__Rows__
----
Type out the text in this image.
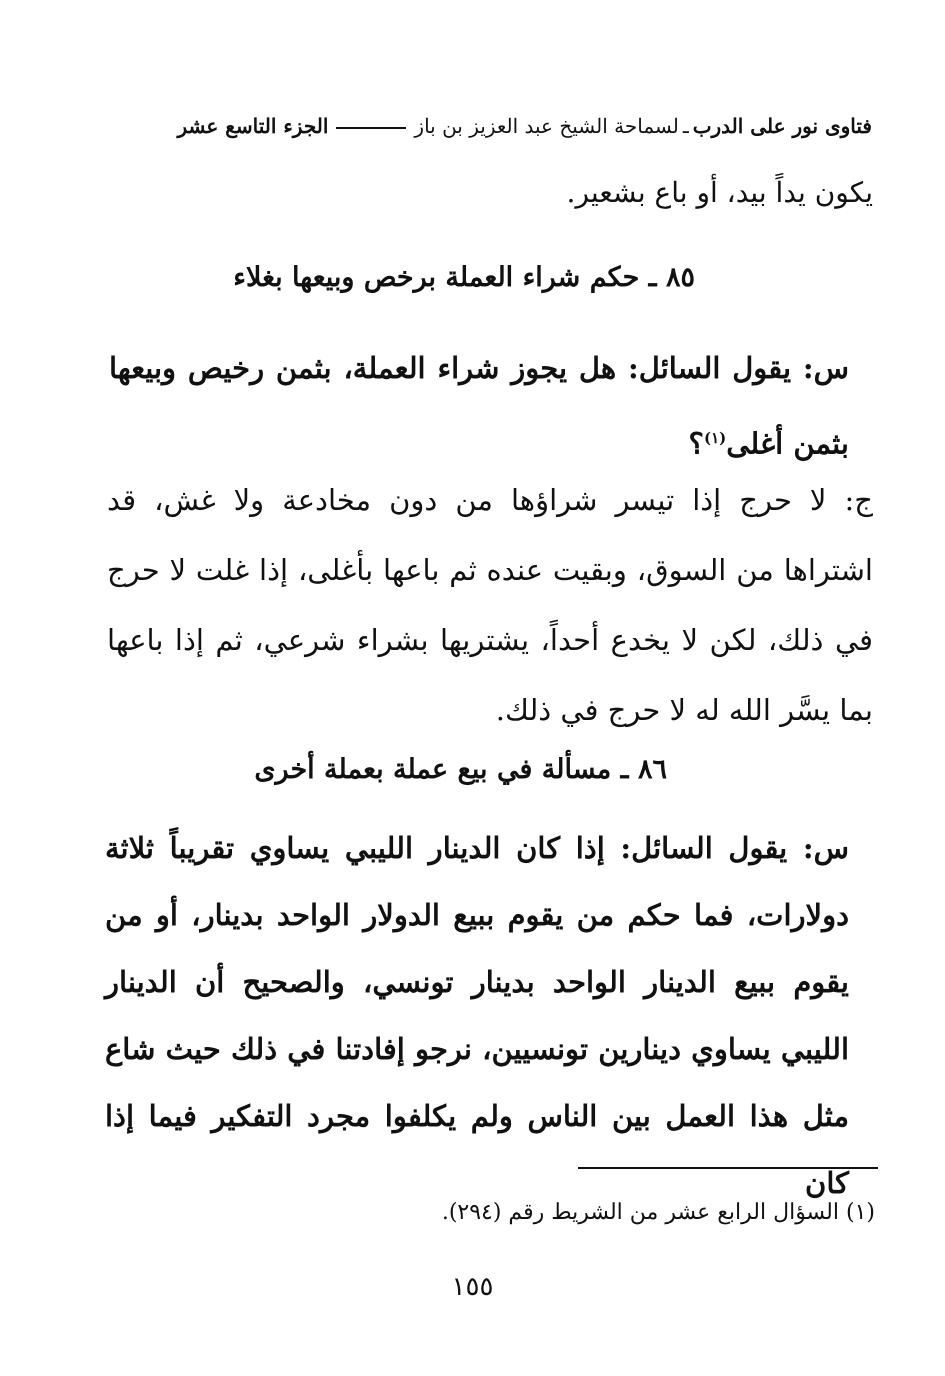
فتاوى نور على الدرب
ـ
لسماحة الشيخ عبد العزيز بن باز
الجزء التاسع عشر
يكون يداً بيد، أو باع بشعير.
٨٥ ـ حكم شراء العملة برخص وبيعها بغلاء
س: يقول السائل: هل يجوز شراء العملة، بثمن رخيص وبيعها بثمن أغلى$^{(١)}$؟
ج: لا حرج إذا تيسر شراؤها من دون مخادعة ولا غش، قد اشتراها من السوق، وبقيت عنده ثم باعها بأغلى، إذا غلت لا حرج في ذلك، لكن لا يخدع أحداً، يشتريها بشراء شرعي، ثم إذا باعها بما يسَّر الله له لا حرج في ذلك.
٨٦ ـ مسألة في بيع عملة بعملة أخرى
س: يقول السائل: إذا كان الدينار الليبي يساوي تقريباً ثلاثة دولارات، فما حكم من يقوم ببيع الدولار الواحد بدينار، أو من يقوم ببيع الدينار الواحد بدينار تونسي، والصحيح أن الدينار الليبي يساوي دينارين تونسيين، نرجو إفادتنا في ذلك حيث شاع مثل هذا العمل بين الناس ولم يكلفوا مجرد التفكير فيما إذا كان
(١) السؤال الرابع عشر من الشريط رقم (٢٩٤).
١٥٥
----
__What you will do__
State only the count of lines above that hold the string "العملة".

__Problem solution__
2